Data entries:
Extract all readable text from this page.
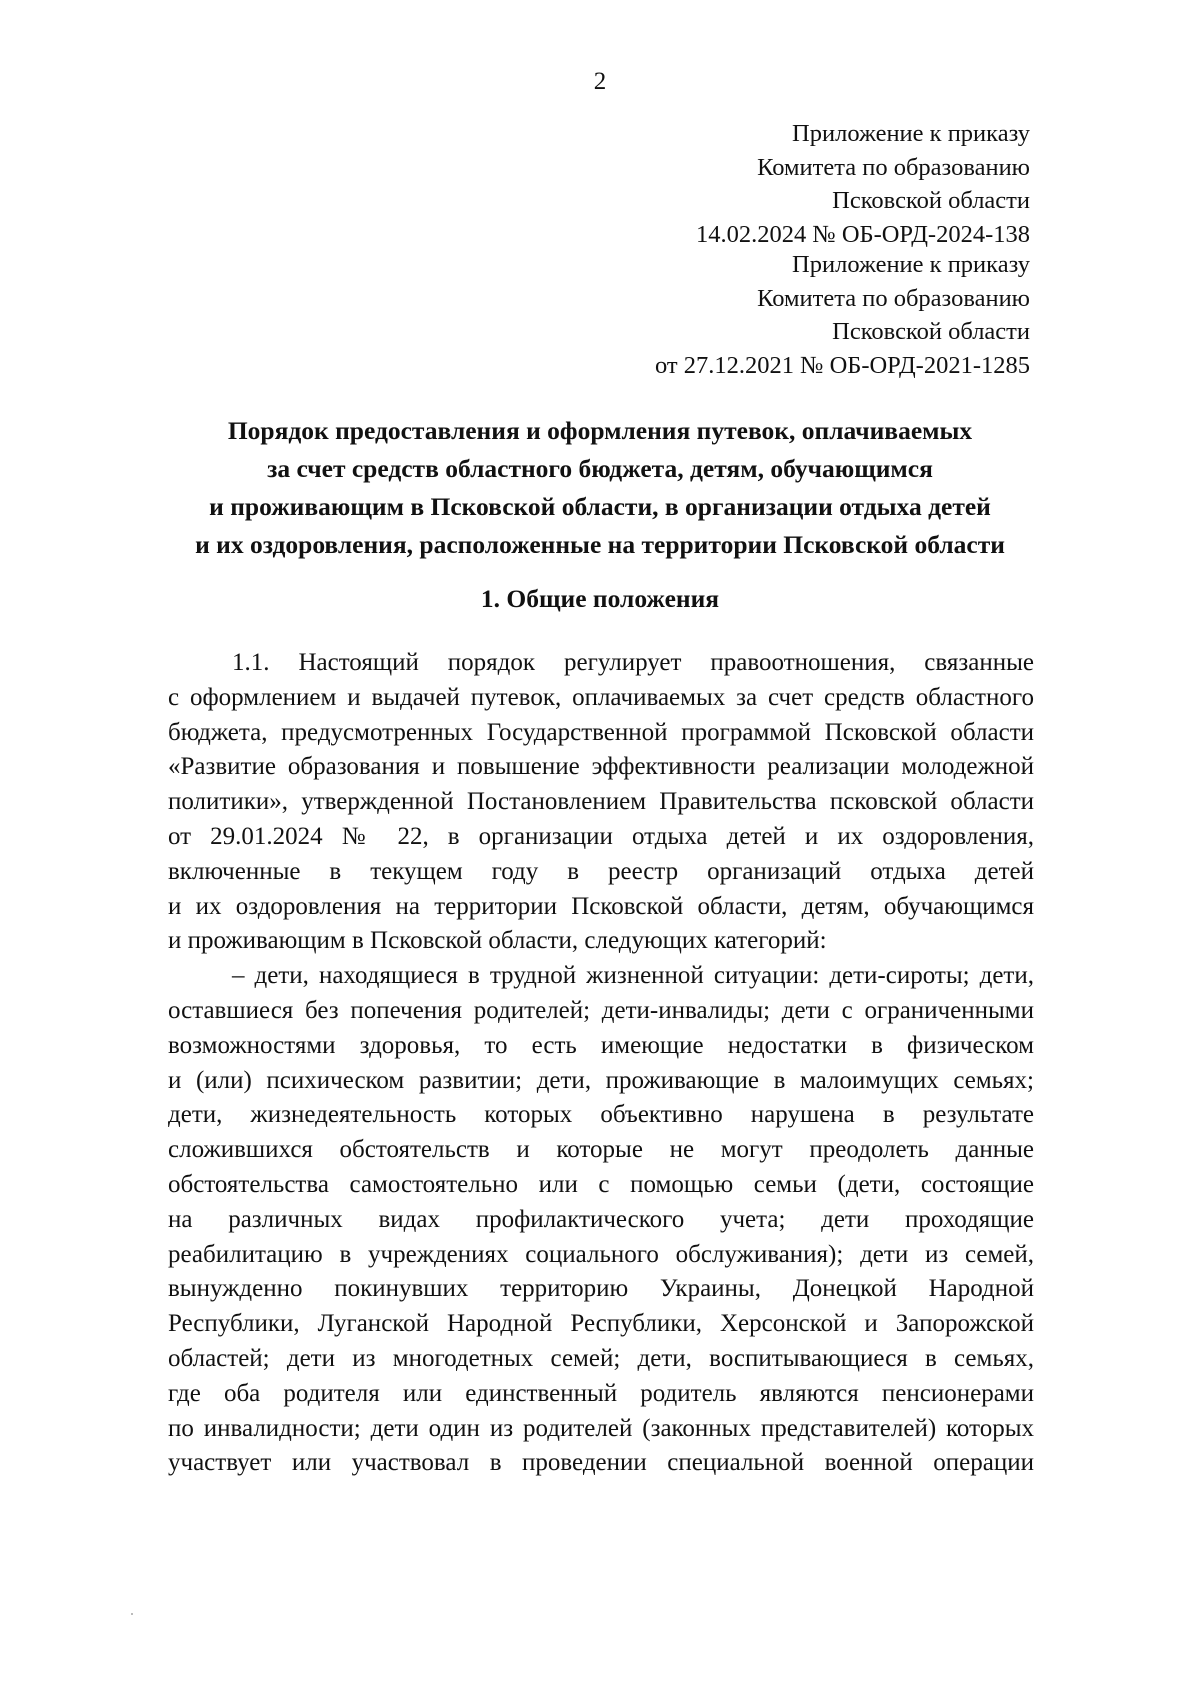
2
Приложение к приказу
Комитета по образованию
Псковской области
14.02.2024 № ОБ-ОРД-2024-138
Приложение к приказу
Комитета по образованию
Псковской области
от 27.12.2021 № ОБ-ОРД-2021-1285
Порядок предоставления и оформления путевок, оплачиваемых
за счет средств областного бюджета, детям, обучающимся
и проживающим в Псковской области, в организации отдыха детей
и их оздоровления, расположенные на территории Псковской области
1. Общие положения
1.1. Настоящий порядок регулирует правоотношения, связанные
с оформлением и выдачей путевок, оплачиваемых за счет средств областного
бюджета, предусмотренных Государственной программой Псковской области
«Развитие образования и повышение эффективности реализации молодежной
политики», утвержденной Постановлением Правительства псковской области
от 29.01.2024 № 22, в организации отдыха детей и их оздоровления,
включенные в текущем году в реестр организаций отдыха детей
и их оздоровления на территории Псковской области, детям, обучающимся
и проживающим в Псковской области, следующих категорий:
– дети, находящиеся в трудной жизненной ситуации: дети-сироты; дети,
оставшиеся без попечения родителей; дети-инвалиды; дети с ограниченными
возможностями здоровья, то есть имеющие недостатки в физическом
и (или) психическом развитии; дети, проживающие в малоимущих семьях;
дети, жизнедеятельность которых объективно нарушена в результате
сложившихся обстоятельств и которые не могут преодолеть данные
обстоятельства самостоятельно или с помощью семьи (дети, состоящие
на различных видах профилактического учета; дети проходящие
реабилитацию в учреждениях социального обслуживания); дети из семей,
вынужденно покинувших территорию Украины, Донецкой Народной
Республики, Луганской Народной Республики, Херсонской и Запорожской
областей; дети из многодетных семей; дети, воспитывающиеся в семьях,
где оба родителя или единственный родитель являются пенсионерами
по инвалидности; дети один из родителей (законных представителей) которых
участвует или участвовал в проведении специальной военной операции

> WORK INSTRUCTIONS: Report how many lines of the entries hold the word "обучающимся". Nothing else is needed.

> FULL RESPONSE: 2